## BEGIN Available records

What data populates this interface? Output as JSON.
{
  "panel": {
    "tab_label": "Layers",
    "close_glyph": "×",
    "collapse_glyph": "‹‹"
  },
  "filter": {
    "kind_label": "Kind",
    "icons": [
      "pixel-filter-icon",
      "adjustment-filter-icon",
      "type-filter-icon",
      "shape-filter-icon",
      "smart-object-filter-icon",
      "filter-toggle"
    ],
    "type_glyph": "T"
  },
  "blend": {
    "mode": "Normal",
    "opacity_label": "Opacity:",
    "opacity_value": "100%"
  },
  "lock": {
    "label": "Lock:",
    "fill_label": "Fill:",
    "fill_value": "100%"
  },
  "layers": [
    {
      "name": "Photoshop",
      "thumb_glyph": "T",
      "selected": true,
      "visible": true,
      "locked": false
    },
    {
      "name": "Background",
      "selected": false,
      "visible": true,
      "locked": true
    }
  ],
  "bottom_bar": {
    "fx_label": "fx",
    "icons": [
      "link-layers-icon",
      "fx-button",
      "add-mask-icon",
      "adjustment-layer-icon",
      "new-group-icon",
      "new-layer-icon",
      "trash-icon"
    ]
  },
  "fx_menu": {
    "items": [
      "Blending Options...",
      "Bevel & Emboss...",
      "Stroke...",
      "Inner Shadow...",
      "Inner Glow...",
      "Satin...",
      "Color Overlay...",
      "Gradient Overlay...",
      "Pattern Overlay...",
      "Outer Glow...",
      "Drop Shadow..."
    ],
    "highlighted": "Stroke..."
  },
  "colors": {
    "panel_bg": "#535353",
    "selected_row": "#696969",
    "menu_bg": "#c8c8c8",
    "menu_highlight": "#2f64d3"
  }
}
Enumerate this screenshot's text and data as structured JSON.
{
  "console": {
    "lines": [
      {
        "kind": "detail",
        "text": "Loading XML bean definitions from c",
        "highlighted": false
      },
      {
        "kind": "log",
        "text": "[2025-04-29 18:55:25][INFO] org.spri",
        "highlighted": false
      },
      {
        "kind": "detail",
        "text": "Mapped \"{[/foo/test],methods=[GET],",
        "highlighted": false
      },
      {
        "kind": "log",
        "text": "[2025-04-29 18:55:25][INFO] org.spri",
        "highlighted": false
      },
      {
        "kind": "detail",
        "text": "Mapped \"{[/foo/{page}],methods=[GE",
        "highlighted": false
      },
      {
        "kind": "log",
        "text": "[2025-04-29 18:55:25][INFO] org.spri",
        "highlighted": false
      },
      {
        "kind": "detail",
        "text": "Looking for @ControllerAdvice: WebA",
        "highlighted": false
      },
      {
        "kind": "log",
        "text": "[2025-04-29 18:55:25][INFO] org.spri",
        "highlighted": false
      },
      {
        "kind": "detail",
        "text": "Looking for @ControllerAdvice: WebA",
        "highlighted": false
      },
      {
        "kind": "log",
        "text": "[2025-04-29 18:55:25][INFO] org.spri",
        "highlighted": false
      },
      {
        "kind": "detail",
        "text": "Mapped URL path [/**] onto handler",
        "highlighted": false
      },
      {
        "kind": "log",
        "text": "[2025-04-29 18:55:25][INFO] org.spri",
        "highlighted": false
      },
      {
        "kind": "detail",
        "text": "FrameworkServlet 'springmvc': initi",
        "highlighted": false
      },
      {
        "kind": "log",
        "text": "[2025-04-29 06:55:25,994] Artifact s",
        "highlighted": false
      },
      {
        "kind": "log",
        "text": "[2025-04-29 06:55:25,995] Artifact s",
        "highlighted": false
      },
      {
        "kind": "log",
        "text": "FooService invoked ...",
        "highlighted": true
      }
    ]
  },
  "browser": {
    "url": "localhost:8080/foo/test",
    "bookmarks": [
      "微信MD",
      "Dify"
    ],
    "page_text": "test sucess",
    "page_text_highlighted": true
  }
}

## END Available records

» **What the exercise asks**
Nothing should be left out: repeat all of the data exactly.

» **The output**
What data populates this interface? Output as JSON.
{
  "panel": {
    "tab_label": "Layers",
    "close_glyph": "×",
    "collapse_glyph": "‹‹"
  },
  "filter": {
    "kind_label": "Kind",
    "icons": [
      "pixel-filter-icon",
      "adjustment-filter-icon",
      "type-filter-icon",
      "shape-filter-icon",
      "smart-object-filter-icon",
      "filter-toggle"
    ],
    "type_glyph": "T"
  },
  "blend": {
    "mode": "Normal",
    "opacity_label": "Opacity:",
    "opacity_value": "100%"
  },
  "lock": {
    "label": "Lock:",
    "fill_label": "Fill:",
    "fill_value": "100%"
  },
  "layers": [
    {
      "name": "Photoshop",
      "thumb_glyph": "T",
      "selected": true,
      "visible": true,
      "locked": false
    },
    {
      "name": "Background",
      "selected": false,
      "visible": true,
      "locked": true
    }
  ],
  "bottom_bar": {
    "fx_label": "fx",
    "icons": [
      "link-layers-icon",
      "fx-button",
      "add-mask-icon",
      "adjustment-layer-icon",
      "new-group-icon",
      "new-layer-icon",
      "trash-icon"
    ]
  },
  "fx_menu": {
    "items": [
      "Blending Options...",
      "Bevel & Emboss...",
      "Stroke...",
      "Inner Shadow...",
      "Inner Glow...",
      "Satin...",
      "Color Overlay...",
      "Gradient Overlay...",
      "Pattern Overlay...",
      "Outer Glow...",
      "Drop Shadow..."
    ],
    "highlighted": "Stroke..."
  },
  "colors": {
    "panel_bg": "#535353",
    "selected_row": "#696969",
    "menu_bg": "#c8c8c8",
    "menu_highlight": "#2f64d3"
  }
}
Enumerate this screenshot's text and data as structured JSON.
{
  "console": {
    "lines": [
      {
        "kind": "detail",
        "text": "Loading XML bean definitions from c",
        "highlighted": false
      },
      {
        "kind": "log",
        "text": "[2025-04-29 18:55:25][INFO] org.spri",
        "highlighted": false
      },
      {
        "kind": "detail",
        "text": "Mapped \"{[/foo/test],methods=[GET],",
        "highlighted": false
      },
      {
        "kind": "log",
        "text": "[2025-04-29 18:55:25][INFO] org.spri",
        "highlighted": false
      },
      {
        "kind": "detail",
        "text": "Mapped \"{[/foo/{page}],methods=[GE",
        "highlighted": false
      },
      {
        "kind": "log",
        "text": "[2025-04-29 18:55:25][INFO] org.spri",
        "highlighted": false
      },
      {
        "kind": "detail",
        "text": "Looking for @ControllerAdvice: WebA",
        "highlighted": false
      },
      {
        "kind": "log",
        "text": "[2025-04-29 18:55:25][INFO] org.spri",
        "highlighted": false
      },
      {
        "kind": "detail",
        "text": "Looking for @ControllerAdvice: WebA",
        "highlighted": false
      },
      {
        "kind": "log",
        "text": "[2025-04-29 18:55:25][INFO] org.spri",
        "highlighted": false
      },
      {
        "kind": "detail",
        "text": "Mapped URL path [/**] onto handler",
        "highlighted": false
      },
      {
        "kind": "log",
        "text": "[2025-04-29 18:55:25][INFO] org.spri",
        "highlighted": false
      },
      {
        "kind": "detail",
        "text": "FrameworkServlet 'springmvc': initi",
        "highlighted": false
      },
      {
        "kind": "log",
        "text": "[2025-04-29 06:55:25,994] Artifact s",
        "highlighted": false
      },
      {
        "kind": "log",
        "text": "[2025-04-29 06:55:25,995] Artifact s",
        "highlighted": false
      },
      {
        "kind": "log",
        "text": "FooService invoked ...",
        "highlighted": true
      }
    ]
  },
  "browser": {
    "url": "localhost:8080/foo/test",
    "bookmarks": [
      "微信MD",
      "Dify"
    ],
    "page_text": "test sucess",
    "page_text_highlighted": true
  }
}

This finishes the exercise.